Reproduce each line of the listing exactly.

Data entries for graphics

━━━━━━

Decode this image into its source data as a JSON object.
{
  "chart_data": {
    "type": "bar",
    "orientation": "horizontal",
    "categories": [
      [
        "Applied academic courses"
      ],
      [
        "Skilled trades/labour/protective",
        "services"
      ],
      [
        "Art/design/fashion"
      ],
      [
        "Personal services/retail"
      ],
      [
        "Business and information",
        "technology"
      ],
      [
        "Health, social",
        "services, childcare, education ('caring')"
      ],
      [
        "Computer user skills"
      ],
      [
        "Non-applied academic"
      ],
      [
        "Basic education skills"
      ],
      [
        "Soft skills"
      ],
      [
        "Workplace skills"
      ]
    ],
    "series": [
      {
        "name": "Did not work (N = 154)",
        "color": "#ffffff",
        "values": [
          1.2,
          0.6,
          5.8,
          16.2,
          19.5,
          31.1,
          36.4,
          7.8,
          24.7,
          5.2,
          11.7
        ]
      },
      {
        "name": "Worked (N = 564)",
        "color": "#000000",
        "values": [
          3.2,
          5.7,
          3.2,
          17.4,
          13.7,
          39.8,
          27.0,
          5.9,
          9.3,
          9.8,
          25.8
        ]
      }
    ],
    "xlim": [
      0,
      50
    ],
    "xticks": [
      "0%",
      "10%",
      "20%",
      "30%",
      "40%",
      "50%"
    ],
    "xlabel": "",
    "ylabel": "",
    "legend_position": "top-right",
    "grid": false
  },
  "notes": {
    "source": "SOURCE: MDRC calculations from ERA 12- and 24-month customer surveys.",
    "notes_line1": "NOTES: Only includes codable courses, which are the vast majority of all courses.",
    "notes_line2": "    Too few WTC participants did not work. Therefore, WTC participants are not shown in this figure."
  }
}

━━━━━━

▶ _Solution to this problem_
Decode this image into its source data as a JSON object.
{
  "chart_data": {
    "type": "bar",
    "orientation": "horizontal",
    "categories": [
      [
        "Applied academic courses"
      ],
      [
        "Skilled trades/labour/protective",
        "services"
      ],
      [
        "Art/design/fashion"
      ],
      [
        "Personal services/retail"
      ],
      [
        "Business and information",
        "technology"
      ],
      [
        "Health, social",
        "services, childcare, education ('caring')"
      ],
      [
        "Computer user skills"
      ],
      [
        "Non-applied academic"
      ],
      [
        "Basic education skills"
      ],
      [
        "Soft skills"
      ],
      [
        "Workplace skills"
      ]
    ],
    "series": [
      {
        "name": "Did not work (N = 154)",
        "color": "#ffffff",
        "values": [
          1.2,
          0.6,
          5.8,
          16.2,
          19.5,
          31.1,
          36.4,
          7.8,
          24.7,
          5.2,
          11.7
        ]
      },
      {
        "name": "Worked (N = 564)",
        "color": "#000000",
        "values": [
          3.2,
          5.7,
          3.2,
          17.4,
          13.7,
          39.8,
          27.0,
          5.9,
          9.3,
          9.8,
          25.8
        ]
      }
    ],
    "xlim": [
      0,
      50
    ],
    "xticks": [
      "0%",
      "10%",
      "20%",
      "30%",
      "40%",
      "50%"
    ],
    "xlabel": "",
    "ylabel": "",
    "legend_position": "top-right",
    "grid": false
  },
  "notes": {
    "source": "SOURCE: MDRC calculations from ERA 12- and 24-month customer surveys.",
    "notes_line1": "NOTES: Only includes codable courses, which are the vast majority of all courses.",
    "notes_line2": "    Too few WTC participants did not work. Therefore, WTC participants are not shown in this figure."
  }
}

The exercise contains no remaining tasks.